## Objective:
Leave out all pictures. Extract exactly the lines from the one containing "What data populates" through the end of the data.

## Excerpted data:
-.-.-

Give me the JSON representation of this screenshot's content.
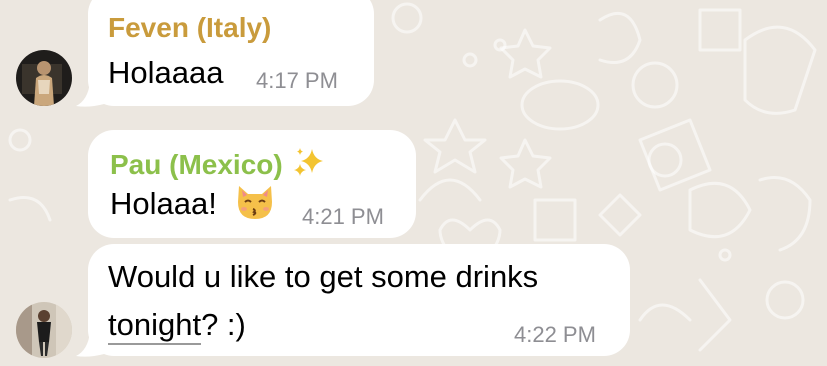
{
  "colors": {
    "background": "#ece7e0",
    "bubble": "#ffffff",
    "sender_1": "#c99b3c",
    "sender_2": "#8cc04b",
    "timestamp": "#8e8e93"
  },
  "messages": [
    {
      "sender": "Feven (Italy)",
      "text": "Holaaaa",
      "time": "4:17 PM"
    },
    {
      "sender": "Pau (Mexico)",
      "sender_emoji": "sparkles-icon",
      "text": "Holaaa!",
      "text_emoji": "kissing-cat-icon",
      "time": "4:21 PM"
    },
    {
      "text_line_1": "Would u like to get some drinks",
      "text_line_2_link": "tonight",
      "text_line_2_rest": "? :)",
      "time": "4:22 PM"
    }
  ]
}
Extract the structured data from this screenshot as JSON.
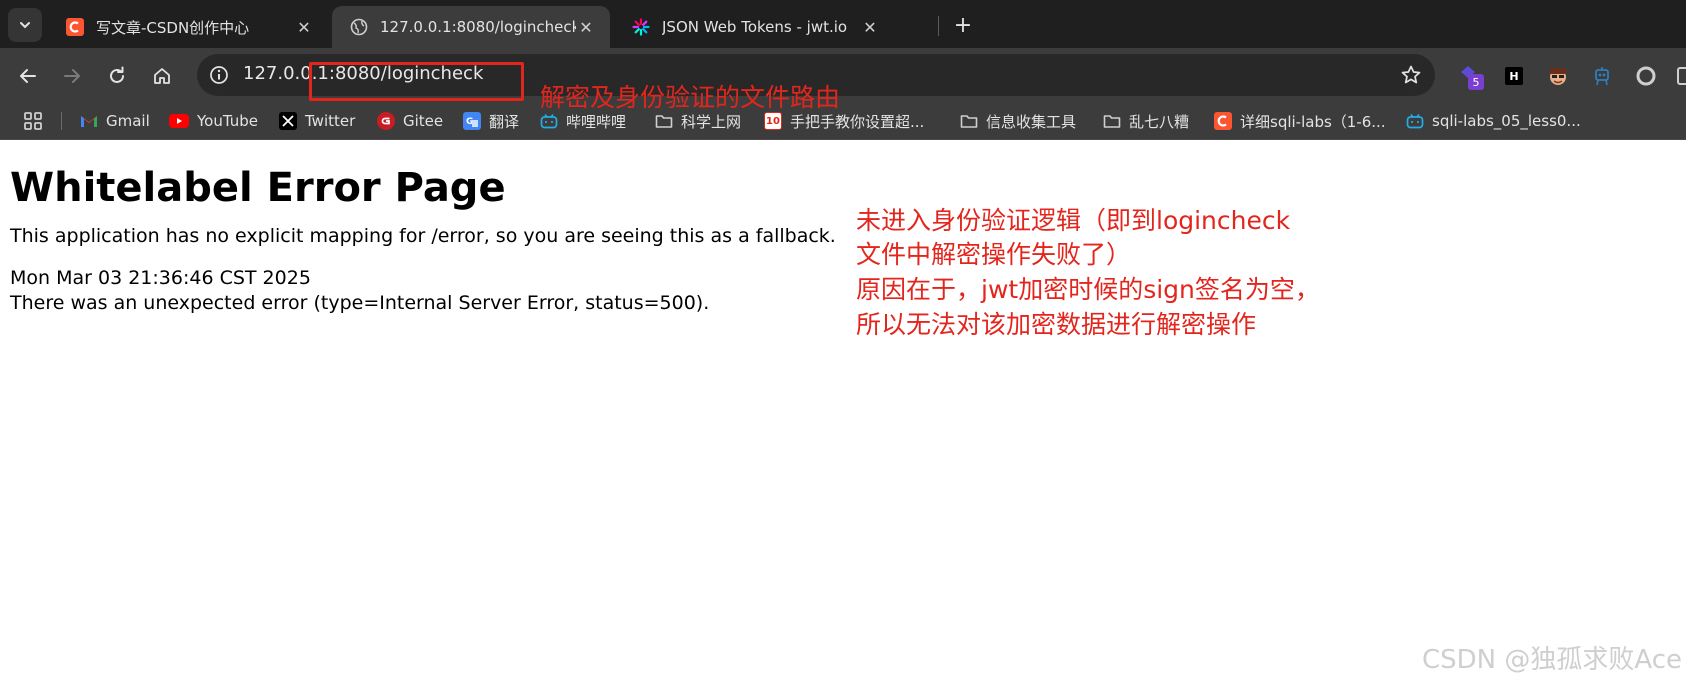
{
  "tabs": [
    {
      "title": "写文章-CSDN创作中心",
      "icon": "csdn-icon",
      "active": false
    },
    {
      "title": "127.0.0.1:8080/logincheck",
      "icon": "globe-icon",
      "active": true
    },
    {
      "title": "JSON Web Tokens - jwt.io",
      "icon": "jwt-icon",
      "active": false
    }
  ],
  "tab_close_glyph": "✕",
  "newtab_glyph": "+",
  "address": {
    "url": "127.0.0.1:8080/logincheck"
  },
  "extensions": {
    "badge": "5",
    "h_label": "H"
  },
  "bookmarks": [
    {
      "label": "Gmail",
      "icon": "gmail-icon"
    },
    {
      "label": "YouTube",
      "icon": "youtube-icon"
    },
    {
      "label": "Twitter",
      "icon": "x-icon"
    },
    {
      "label": "Gitee",
      "icon": "gitee-icon"
    },
    {
      "label": "翻译",
      "icon": "translate-icon"
    },
    {
      "label": "哔哩哔哩",
      "icon": "bilibili-icon"
    },
    {
      "label": "科学上网",
      "icon": "folder-icon"
    },
    {
      "label": "手把手教你设置超...",
      "icon": "sub-icon"
    },
    {
      "label": "信息收集工具",
      "icon": "folder-icon"
    },
    {
      "label": "乱七八糟",
      "icon": "folder-icon"
    },
    {
      "label": "详细sqli-labs（1-6...",
      "icon": "csdn-icon"
    },
    {
      "label": "sqli-labs_05_less0...",
      "icon": "bilibili-icon"
    }
  ],
  "page": {
    "title": "Whitelabel Error Page",
    "message": "This application has no explicit mapping for /error, so you are seeing this as a fallback.",
    "timestamp": "Mon Mar 03 21:36:46 CST 2025",
    "error": "There was an unexpected error (type=Internal Server Error, status=500)."
  },
  "annotations": {
    "url_note": "解密及身份验证的文件路由",
    "lines": [
      "未进入身份验证逻辑（即到logincheck",
      "文件中解密操作失败了）",
      "原因在于，jwt加密时候的sign签名为空，",
      "所以无法对该加密数据进行解密操作"
    ]
  },
  "watermark": "CSDN @独孤求败Ace",
  "colors": {
    "annotation": "#e3261d",
    "chrome_dark": "#1f1f1f",
    "chrome": "#3c3c3c"
  }
}
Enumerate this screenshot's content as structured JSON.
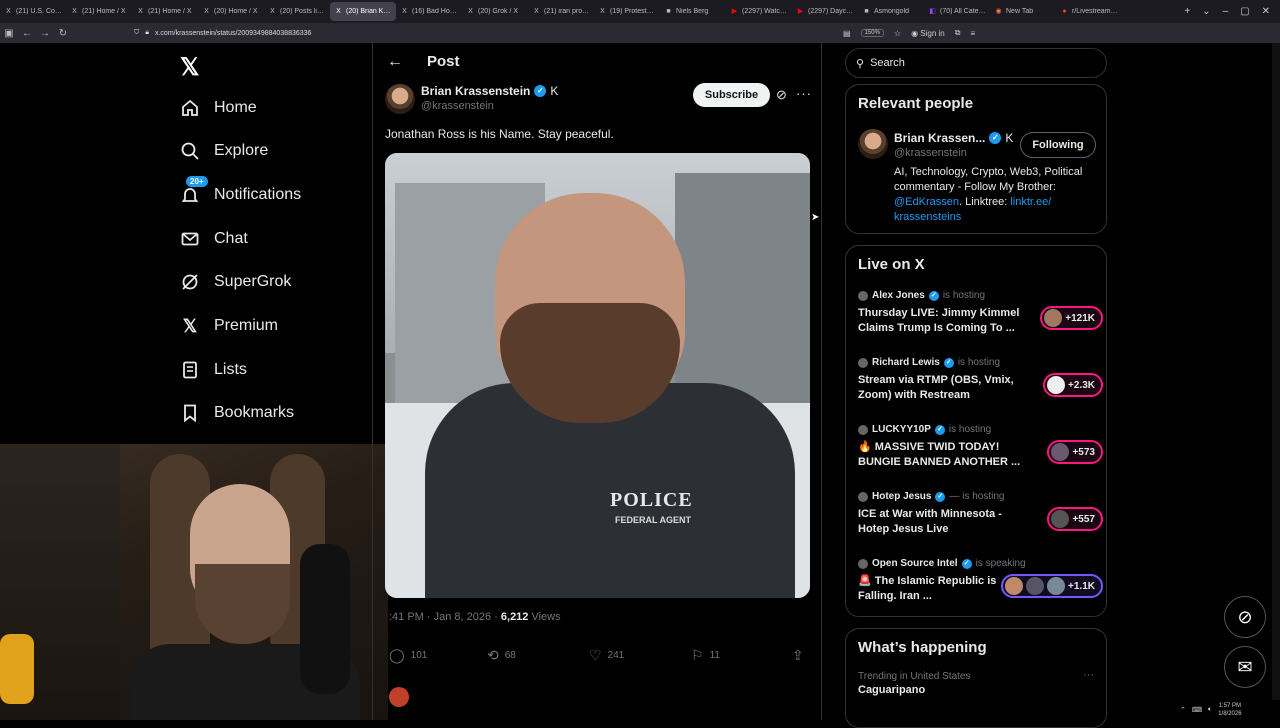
{
  "browser": {
    "tabs": [
      {
        "label": "(21) U.S. Coast G",
        "icon": "x-logo-icon"
      },
      {
        "label": "(21) Home / X",
        "icon": "x-logo-icon"
      },
      {
        "label": "(21) Home / X",
        "icon": "x-logo-icon"
      },
      {
        "label": "(20) Home / X",
        "icon": "x-logo-icon"
      },
      {
        "label": "(20) Posts liked b",
        "icon": "x-logo-icon"
      },
      {
        "label": "(20) Brian Kras",
        "icon": "x-logo-icon",
        "active": true
      },
      {
        "label": "(16) Bad Hombre",
        "icon": "x-logo-icon"
      },
      {
        "label": "(20) Grok / X",
        "icon": "x-logo-icon"
      },
      {
        "label": "(21) iran protest",
        "icon": "x-logo-icon"
      },
      {
        "label": "(19) Protests Sur",
        "icon": "x-logo-icon"
      },
      {
        "label": "Niels Berg",
        "icon": "generic-icon"
      },
      {
        "label": "(2297) Watch las",
        "icon": "youtube-icon"
      },
      {
        "label": "(2297) Daycare h",
        "icon": "youtube-icon"
      },
      {
        "label": "Asmongold",
        "icon": "generic-icon"
      },
      {
        "label": "(70) All Categorie",
        "icon": "twitch-icon"
      },
      {
        "label": "New Tab",
        "icon": "firefox-icon"
      },
      {
        "label": "r/LivestreamFail",
        "icon": "reddit-icon"
      }
    ],
    "url": "x.com/krassenstein/status/2009349884038836336",
    "zoom": "150%",
    "signin": "Sign in"
  },
  "leftnav": {
    "items": [
      {
        "label": "Home",
        "icon": "home-icon"
      },
      {
        "label": "Explore",
        "icon": "search-icon"
      },
      {
        "label": "Notifications",
        "icon": "bell-icon",
        "badge": "20+"
      },
      {
        "label": "Chat",
        "icon": "mail-icon"
      },
      {
        "label": "SuperGrok",
        "icon": "grok-icon"
      },
      {
        "label": "Premium",
        "icon": "x-logo-icon"
      },
      {
        "label": "Lists",
        "icon": "list-icon"
      },
      {
        "label": "Bookmarks",
        "icon": "bookmark-icon"
      }
    ]
  },
  "post": {
    "header_title": "Post",
    "author_name": "Brian Krassenstein",
    "author_handle": "@krassenstein",
    "subscribe_label": "Subscribe",
    "text": "Jonathan Ross is his Name.  Stay peaceful.",
    "media_text": "POLICE",
    "media_subtext": "FEDERAL AGENT",
    "time": ":41 PM · Jan 8, 2026 · ",
    "views": "6,212",
    "views_label": " Views",
    "replies": "101",
    "reposts": "68",
    "likes": "241",
    "bookmarks": "11"
  },
  "right": {
    "search_placeholder": "Search",
    "relevant_title": "Relevant people",
    "person": {
      "name": "Brian Krassen...",
      "handle": "@krassenstein",
      "follow_label": "Following",
      "bio": "AI, Technology, Crypto, Web3, Political commentary - Follow My Brother: ",
      "bio_mention": "@EdKrassen",
      "bio_mid": ". Linktree: ",
      "bio_link": "linktr.ee/ krassensteins"
    },
    "live_title": "Live on X",
    "live": [
      {
        "host": "Alex Jones",
        "status": "is hosting",
        "title": "Thursday LIVE: Jimmy Kimmel Claims Trump Is Coming To ...",
        "count": "+121K",
        "style": "pink"
      },
      {
        "host": "Richard Lewis",
        "status": "is hosting",
        "title": "Stream via RTMP (OBS, Vmix, Zoom) with Restream",
        "count": "+2.3K",
        "style": "pink"
      },
      {
        "host": "LUCKYY10P",
        "status": "is hosting",
        "title": "🔥 MASSIVE TWID TODAY! BUNGIE BANNED ANOTHER ...",
        "count": "+573",
        "style": "pink"
      },
      {
        "host": "Hotep Jesus",
        "status": "— is hosting",
        "title": "ICE at War with Minnesota - Hotep Jesus Live",
        "count": "+557",
        "style": "pink"
      },
      {
        "host": "Open Source Intel",
        "status": "is speaking",
        "title": "🚨 The Islamic Republic is Falling. Iran ...",
        "count": "+1.1K",
        "style": "purple"
      }
    ],
    "happening_title": "What’s happening",
    "trend_label": "Trending in United States",
    "trend_name": "Caguaripano"
  },
  "taskbar": {
    "time": "1:57 PM",
    "date": "1/8/2026"
  },
  "colors": {
    "accent": "#1d9bf0",
    "live_pink": "#f91880",
    "live_purple": "#7856ff"
  }
}
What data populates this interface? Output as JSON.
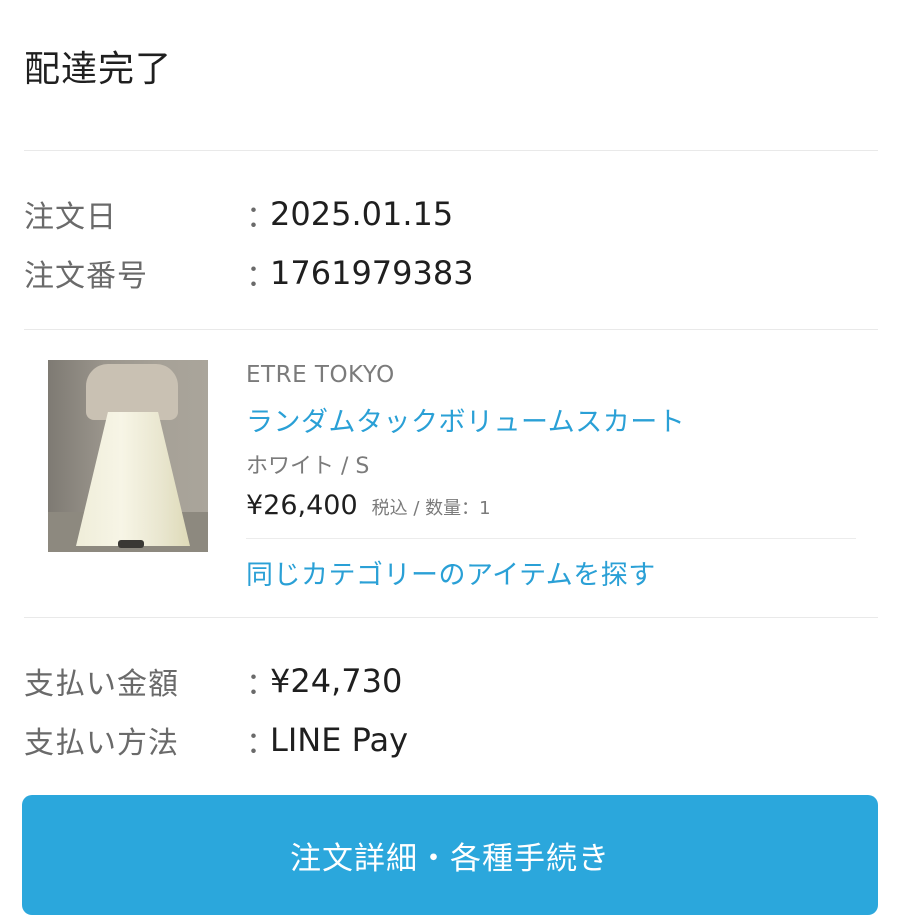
{
  "status": {
    "title": "配達完了"
  },
  "order": {
    "date_label": "注文日",
    "date_value": "2025.01.15",
    "number_label": "注文番号",
    "number_value": "1761979383"
  },
  "item": {
    "image_icon": "product-photo",
    "brand": "ETRE TOKYO",
    "name": "ランダムタックボリュームスカート",
    "variant": "ホワイト / S",
    "price": "¥26,400",
    "price_note": "税込 / 数量：1",
    "similar_link": "同じカテゴリーのアイテムを探す"
  },
  "payment": {
    "amount_label": "支払い金額",
    "amount_value": "¥24,730",
    "method_label": "支払い方法",
    "method_value": "LINE Pay"
  },
  "colon": "：",
  "button": {
    "label": "注文詳細・各種手続き"
  },
  "colors": {
    "accent": "#2ba7dc",
    "link": "#2aa0d6"
  }
}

-.-.-

## Final result:
What data populates this interface? Output as JSON.
{
  "status": {
    "title": "配達完了"
  },
  "order": {
    "date_label": "注文日",
    "date_value": "2025.01.15",
    "number_label": "注文番号",
    "number_value": "1761979383"
  },
  "item": {
    "image_icon": "product-photo",
    "brand": "ETRE TOKYO",
    "name": "ランダムタックボリュームスカート",
    "variant": "ホワイト / S",
    "price": "¥26,400",
    "price_note": "税込 / 数量：1",
    "similar_link": "同じカテゴリーのアイテムを探す"
  },
  "payment": {
    "amount_label": "支払い金額",
    "amount_value": "¥24,730",
    "method_label": "支払い方法",
    "method_value": "LINE Pay"
  },
  "colon": "：",
  "button": {
    "label": "注文詳細・各種手続き"
  },
  "colors": {
    "accent": "#2ba7dc",
    "link": "#2aa0d6"
  }
}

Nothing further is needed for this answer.